● REQUIREMENT
Check every line of the material below for "with". Give the number of lines that have it, and only that.

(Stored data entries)
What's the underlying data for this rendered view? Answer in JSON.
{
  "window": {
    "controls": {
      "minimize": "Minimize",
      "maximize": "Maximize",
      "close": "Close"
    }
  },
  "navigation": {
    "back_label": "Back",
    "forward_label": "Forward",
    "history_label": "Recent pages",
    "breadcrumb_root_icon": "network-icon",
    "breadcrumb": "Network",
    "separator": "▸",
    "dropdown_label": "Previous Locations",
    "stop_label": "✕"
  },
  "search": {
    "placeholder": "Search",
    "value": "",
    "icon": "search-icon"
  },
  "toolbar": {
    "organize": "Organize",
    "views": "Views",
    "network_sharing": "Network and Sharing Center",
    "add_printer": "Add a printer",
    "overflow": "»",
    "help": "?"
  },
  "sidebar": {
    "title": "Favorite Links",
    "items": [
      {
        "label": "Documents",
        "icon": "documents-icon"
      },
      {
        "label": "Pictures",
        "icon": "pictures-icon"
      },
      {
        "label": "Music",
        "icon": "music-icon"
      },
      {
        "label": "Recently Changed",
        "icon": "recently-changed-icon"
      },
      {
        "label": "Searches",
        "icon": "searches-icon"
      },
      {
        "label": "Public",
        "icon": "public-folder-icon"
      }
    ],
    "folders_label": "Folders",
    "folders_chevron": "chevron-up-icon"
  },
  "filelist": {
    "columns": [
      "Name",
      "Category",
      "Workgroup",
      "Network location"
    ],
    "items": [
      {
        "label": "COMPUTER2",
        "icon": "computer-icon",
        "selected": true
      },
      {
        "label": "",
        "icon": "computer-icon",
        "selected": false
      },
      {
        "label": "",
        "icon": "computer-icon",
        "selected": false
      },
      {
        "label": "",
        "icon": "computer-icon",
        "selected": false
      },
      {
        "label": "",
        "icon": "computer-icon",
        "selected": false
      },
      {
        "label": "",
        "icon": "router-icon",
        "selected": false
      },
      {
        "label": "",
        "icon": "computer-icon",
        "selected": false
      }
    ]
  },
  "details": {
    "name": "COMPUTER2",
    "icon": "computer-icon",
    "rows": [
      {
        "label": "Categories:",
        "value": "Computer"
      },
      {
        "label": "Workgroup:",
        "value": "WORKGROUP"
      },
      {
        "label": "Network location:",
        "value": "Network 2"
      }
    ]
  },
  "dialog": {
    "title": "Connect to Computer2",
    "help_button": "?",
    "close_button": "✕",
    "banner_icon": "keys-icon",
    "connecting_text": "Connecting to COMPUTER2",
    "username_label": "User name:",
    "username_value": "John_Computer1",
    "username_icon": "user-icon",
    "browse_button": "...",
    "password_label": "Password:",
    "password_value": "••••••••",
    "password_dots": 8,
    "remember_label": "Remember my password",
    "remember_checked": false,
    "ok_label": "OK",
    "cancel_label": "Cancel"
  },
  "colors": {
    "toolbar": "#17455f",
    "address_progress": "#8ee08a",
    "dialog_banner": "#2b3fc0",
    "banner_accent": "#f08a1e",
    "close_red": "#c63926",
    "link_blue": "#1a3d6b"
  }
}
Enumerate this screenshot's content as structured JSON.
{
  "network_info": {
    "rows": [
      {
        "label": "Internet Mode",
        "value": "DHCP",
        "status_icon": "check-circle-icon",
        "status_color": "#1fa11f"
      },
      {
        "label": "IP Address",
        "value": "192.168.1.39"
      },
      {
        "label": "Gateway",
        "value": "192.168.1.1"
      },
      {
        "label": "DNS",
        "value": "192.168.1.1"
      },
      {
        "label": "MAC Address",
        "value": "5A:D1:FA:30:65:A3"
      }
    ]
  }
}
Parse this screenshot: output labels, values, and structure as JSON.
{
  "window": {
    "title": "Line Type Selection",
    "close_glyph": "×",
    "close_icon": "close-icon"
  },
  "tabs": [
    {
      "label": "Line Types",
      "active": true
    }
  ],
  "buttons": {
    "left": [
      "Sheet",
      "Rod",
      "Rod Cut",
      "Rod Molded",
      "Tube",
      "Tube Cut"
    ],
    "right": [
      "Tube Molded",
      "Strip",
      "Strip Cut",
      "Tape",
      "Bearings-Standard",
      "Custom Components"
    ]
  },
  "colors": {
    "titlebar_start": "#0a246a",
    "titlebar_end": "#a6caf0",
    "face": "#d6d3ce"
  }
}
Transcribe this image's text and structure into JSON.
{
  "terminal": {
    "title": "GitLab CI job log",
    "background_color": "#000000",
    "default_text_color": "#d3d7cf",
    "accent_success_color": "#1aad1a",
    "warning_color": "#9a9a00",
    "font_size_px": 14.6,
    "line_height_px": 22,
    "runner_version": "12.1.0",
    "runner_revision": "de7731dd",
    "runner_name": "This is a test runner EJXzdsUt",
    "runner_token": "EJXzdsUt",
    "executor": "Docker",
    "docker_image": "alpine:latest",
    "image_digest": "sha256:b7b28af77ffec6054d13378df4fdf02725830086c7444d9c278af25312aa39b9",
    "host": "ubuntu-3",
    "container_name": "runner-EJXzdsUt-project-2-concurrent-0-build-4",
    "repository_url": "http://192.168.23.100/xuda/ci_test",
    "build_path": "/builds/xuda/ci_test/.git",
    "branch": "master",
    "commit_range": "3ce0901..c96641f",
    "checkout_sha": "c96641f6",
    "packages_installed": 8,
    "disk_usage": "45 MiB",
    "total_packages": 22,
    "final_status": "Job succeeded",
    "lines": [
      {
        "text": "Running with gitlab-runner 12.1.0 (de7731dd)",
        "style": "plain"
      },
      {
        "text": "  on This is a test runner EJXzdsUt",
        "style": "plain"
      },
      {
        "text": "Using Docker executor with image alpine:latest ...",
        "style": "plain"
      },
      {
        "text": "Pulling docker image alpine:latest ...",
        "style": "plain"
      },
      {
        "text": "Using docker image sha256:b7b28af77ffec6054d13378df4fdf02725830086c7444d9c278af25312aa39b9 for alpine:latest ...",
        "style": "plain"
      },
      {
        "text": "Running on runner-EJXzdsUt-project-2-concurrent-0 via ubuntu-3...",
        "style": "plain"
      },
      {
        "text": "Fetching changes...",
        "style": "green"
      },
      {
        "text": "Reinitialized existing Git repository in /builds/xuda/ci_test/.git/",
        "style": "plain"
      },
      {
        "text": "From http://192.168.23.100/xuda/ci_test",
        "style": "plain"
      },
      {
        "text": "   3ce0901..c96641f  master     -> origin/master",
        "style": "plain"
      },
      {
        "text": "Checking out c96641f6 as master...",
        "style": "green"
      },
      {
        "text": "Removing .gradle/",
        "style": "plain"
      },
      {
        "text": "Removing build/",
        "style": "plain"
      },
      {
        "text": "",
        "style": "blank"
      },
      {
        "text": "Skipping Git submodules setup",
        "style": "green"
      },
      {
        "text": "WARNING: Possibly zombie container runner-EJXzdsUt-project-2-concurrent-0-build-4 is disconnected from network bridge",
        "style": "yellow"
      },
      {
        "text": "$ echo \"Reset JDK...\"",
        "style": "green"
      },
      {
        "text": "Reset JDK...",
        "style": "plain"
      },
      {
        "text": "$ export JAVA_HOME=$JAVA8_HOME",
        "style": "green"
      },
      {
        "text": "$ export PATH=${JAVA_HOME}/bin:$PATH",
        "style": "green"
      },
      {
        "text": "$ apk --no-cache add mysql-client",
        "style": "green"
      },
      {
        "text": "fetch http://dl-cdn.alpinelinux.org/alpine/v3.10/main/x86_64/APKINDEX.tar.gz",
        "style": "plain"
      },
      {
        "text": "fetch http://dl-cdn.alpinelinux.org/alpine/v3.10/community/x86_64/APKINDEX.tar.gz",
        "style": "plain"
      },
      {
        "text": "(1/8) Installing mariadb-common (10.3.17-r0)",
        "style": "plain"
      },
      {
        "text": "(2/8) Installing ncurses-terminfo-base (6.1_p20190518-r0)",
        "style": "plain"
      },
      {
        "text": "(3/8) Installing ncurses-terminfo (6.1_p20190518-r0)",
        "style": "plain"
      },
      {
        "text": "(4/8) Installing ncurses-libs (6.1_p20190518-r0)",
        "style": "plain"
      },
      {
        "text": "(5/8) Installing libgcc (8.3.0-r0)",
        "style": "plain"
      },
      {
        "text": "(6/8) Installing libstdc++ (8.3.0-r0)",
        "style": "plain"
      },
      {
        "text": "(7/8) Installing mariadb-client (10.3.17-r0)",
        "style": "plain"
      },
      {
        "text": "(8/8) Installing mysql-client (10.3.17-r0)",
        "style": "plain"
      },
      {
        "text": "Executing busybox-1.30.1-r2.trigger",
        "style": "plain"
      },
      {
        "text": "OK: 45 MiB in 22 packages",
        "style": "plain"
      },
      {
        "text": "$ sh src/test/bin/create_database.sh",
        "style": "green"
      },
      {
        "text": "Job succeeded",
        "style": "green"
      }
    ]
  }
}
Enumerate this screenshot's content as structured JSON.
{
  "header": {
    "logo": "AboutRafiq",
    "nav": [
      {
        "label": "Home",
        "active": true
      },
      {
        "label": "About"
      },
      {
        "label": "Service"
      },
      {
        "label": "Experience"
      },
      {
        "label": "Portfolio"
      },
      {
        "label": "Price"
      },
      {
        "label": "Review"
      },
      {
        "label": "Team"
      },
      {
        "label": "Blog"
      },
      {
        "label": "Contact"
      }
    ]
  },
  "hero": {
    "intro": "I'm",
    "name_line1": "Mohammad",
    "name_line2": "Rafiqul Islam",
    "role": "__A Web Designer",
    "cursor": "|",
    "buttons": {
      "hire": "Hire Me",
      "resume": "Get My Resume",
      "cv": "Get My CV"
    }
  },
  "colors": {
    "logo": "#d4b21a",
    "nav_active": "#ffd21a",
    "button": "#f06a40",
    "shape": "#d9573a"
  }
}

● RESPONSE
2